►
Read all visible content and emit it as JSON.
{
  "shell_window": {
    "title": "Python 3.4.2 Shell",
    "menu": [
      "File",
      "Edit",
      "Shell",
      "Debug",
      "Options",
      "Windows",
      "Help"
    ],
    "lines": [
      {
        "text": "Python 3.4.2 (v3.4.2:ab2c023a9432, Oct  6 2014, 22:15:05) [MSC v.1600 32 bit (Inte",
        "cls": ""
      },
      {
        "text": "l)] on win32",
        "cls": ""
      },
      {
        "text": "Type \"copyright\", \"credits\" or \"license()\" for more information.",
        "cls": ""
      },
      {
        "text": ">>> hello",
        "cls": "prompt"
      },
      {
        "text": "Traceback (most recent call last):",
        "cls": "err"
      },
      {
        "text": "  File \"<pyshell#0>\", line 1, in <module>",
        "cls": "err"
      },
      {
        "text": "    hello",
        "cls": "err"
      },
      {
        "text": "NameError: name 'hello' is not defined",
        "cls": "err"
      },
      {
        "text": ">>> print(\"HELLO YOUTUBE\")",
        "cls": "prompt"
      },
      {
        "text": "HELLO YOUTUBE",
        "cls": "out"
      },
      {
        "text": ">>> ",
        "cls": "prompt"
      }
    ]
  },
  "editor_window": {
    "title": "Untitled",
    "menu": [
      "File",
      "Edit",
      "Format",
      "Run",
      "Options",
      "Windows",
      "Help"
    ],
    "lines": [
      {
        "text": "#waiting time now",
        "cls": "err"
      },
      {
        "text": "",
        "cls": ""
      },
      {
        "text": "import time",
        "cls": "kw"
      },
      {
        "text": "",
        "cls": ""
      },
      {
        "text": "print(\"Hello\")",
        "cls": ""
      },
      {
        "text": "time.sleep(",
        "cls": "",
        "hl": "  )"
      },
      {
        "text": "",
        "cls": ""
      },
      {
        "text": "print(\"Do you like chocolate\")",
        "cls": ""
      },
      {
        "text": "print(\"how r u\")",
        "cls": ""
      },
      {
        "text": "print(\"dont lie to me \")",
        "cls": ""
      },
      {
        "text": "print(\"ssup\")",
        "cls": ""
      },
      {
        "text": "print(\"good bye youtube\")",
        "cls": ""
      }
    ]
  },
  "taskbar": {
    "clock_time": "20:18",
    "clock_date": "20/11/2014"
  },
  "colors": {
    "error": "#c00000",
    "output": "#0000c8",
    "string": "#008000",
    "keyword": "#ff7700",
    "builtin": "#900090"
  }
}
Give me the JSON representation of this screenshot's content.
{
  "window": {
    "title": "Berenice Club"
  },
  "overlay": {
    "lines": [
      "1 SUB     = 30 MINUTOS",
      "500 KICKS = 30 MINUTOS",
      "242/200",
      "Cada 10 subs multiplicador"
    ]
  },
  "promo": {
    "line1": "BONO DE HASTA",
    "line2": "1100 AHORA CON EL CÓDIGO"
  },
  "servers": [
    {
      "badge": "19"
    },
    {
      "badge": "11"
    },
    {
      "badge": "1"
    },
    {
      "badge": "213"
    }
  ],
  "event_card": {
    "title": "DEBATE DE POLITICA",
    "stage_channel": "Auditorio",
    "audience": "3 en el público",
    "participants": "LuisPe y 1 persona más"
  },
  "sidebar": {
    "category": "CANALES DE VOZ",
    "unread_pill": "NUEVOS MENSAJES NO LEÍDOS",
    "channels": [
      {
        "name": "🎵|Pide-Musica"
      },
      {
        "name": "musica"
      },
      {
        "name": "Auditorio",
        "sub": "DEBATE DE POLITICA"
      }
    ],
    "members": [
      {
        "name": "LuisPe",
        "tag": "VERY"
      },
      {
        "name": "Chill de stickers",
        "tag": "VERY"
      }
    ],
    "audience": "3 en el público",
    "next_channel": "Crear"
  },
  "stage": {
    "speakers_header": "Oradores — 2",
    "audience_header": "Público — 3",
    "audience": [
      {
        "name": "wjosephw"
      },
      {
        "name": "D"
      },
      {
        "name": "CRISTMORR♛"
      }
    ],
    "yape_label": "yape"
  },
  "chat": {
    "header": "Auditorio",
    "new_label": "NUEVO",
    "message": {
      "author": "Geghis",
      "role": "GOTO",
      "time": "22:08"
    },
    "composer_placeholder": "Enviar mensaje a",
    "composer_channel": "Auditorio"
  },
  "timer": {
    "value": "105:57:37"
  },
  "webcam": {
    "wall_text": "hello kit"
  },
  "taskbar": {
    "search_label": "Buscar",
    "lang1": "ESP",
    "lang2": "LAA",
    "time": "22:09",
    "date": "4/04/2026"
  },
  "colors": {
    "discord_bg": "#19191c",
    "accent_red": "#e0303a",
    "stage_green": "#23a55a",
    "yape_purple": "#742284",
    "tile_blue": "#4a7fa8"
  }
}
◄
» **Given exercise**
All of the records must be repeated exactly.

» **Task answer**
Read all visible content and emit it as JSON.
{
  "shell_window": {
    "title": "Python 3.4.2 Shell",
    "menu": [
      "File",
      "Edit",
      "Shell",
      "Debug",
      "Options",
      "Windows",
      "Help"
    ],
    "lines": [
      {
        "text": "Python 3.4.2 (v3.4.2:ab2c023a9432, Oct  6 2014, 22:15:05) [MSC v.1600 32 bit (Inte",
        "cls": ""
      },
      {
        "text": "l)] on win32",
        "cls": ""
      },
      {
        "text": "Type \"copyright\", \"credits\" or \"license()\" for more information.",
        "cls": ""
      },
      {
        "text": ">>> hello",
        "cls": "prompt"
      },
      {
        "text": "Traceback (most recent call last):",
        "cls": "err"
      },
      {
        "text": "  File \"<pyshell#0>\", line 1, in <module>",
        "cls": "err"
      },
      {
        "text": "    hello",
        "cls": "err"
      },
      {
        "text": "NameError: name 'hello' is not defined",
        "cls": "err"
      },
      {
        "text": ">>> print(\"HELLO YOUTUBE\")",
        "cls": "prompt"
      },
      {
        "text": "HELLO YOUTUBE",
        "cls": "out"
      },
      {
        "text": ">>> ",
        "cls": "prompt"
      }
    ]
  },
  "editor_window": {
    "title": "Untitled",
    "menu": [
      "File",
      "Edit",
      "Format",
      "Run",
      "Options",
      "Windows",
      "Help"
    ],
    "lines": [
      {
        "text": "#waiting time now",
        "cls": "err"
      },
      {
        "text": "",
        "cls": ""
      },
      {
        "text": "import time",
        "cls": "kw"
      },
      {
        "text": "",
        "cls": ""
      },
      {
        "text": "print(\"Hello\")",
        "cls": ""
      },
      {
        "text": "time.sleep(",
        "cls": "",
        "hl": "  )"
      },
      {
        "text": "",
        "cls": ""
      },
      {
        "text": "print(\"Do you like chocolate\")",
        "cls": ""
      },
      {
        "text": "print(\"how r u\")",
        "cls": ""
      },
      {
        "text": "print(\"dont lie to me \")",
        "cls": ""
      },
      {
        "text": "print(\"ssup\")",
        "cls": ""
      },
      {
        "text": "print(\"good bye youtube\")",
        "cls": ""
      }
    ]
  },
  "taskbar": {
    "clock_time": "20:18",
    "clock_date": "20/11/2014"
  },
  "colors": {
    "error": "#c00000",
    "output": "#0000c8",
    "string": "#008000",
    "keyword": "#ff7700",
    "builtin": "#900090"
  }
}
Give me the JSON representation of this screenshot's content.
{
  "window": {
    "title": "Berenice Club"
  },
  "overlay": {
    "lines": [
      "1 SUB     = 30 MINUTOS",
      "500 KICKS = 30 MINUTOS",
      "242/200",
      "Cada 10 subs multiplicador"
    ]
  },
  "promo": {
    "line1": "BONO DE HASTA",
    "line2": "1100 AHORA CON EL CÓDIGO"
  },
  "servers": [
    {
      "badge": "19"
    },
    {
      "badge": "11"
    },
    {
      "badge": "1"
    },
    {
      "badge": "213"
    }
  ],
  "event_card": {
    "title": "DEBATE DE POLITICA",
    "stage_channel": "Auditorio",
    "audience": "3 en el público",
    "participants": "LuisPe y 1 persona más"
  },
  "sidebar": {
    "category": "CANALES DE VOZ",
    "unread_pill": "NUEVOS MENSAJES NO LEÍDOS",
    "channels": [
      {
        "name": "🎵|Pide-Musica"
      },
      {
        "name": "musica"
      },
      {
        "name": "Auditorio",
        "sub": "DEBATE DE POLITICA"
      }
    ],
    "members": [
      {
        "name": "LuisPe",
        "tag": "VERY"
      },
      {
        "name": "Chill de stickers",
        "tag": "VERY"
      }
    ],
    "audience": "3 en el público",
    "next_channel": "Crear"
  },
  "stage": {
    "speakers_header": "Oradores — 2",
    "audience_header": "Público — 3",
    "audience": [
      {
        "name": "wjosephw"
      },
      {
        "name": "D"
      },
      {
        "name": "CRISTMORR♛"
      }
    ],
    "yape_label": "yape"
  },
  "chat": {
    "header": "Auditorio",
    "new_label": "NUEVO",
    "message": {
      "author": "Geghis",
      "role": "GOTO",
      "time": "22:08"
    },
    "composer_placeholder": "Enviar mensaje a",
    "composer_channel": "Auditorio"
  },
  "timer": {
    "value": "105:57:37"
  },
  "webcam": {
    "wall_text": "hello kit"
  },
  "taskbar": {
    "search_label": "Buscar",
    "lang1": "ESP",
    "lang2": "LAA",
    "time": "22:09",
    "date": "4/04/2026"
  },
  "colors": {
    "discord_bg": "#19191c",
    "accent_red": "#e0303a",
    "stage_green": "#23a55a",
    "yape_purple": "#742284",
    "tile_blue": "#4a7fa8"
  }
}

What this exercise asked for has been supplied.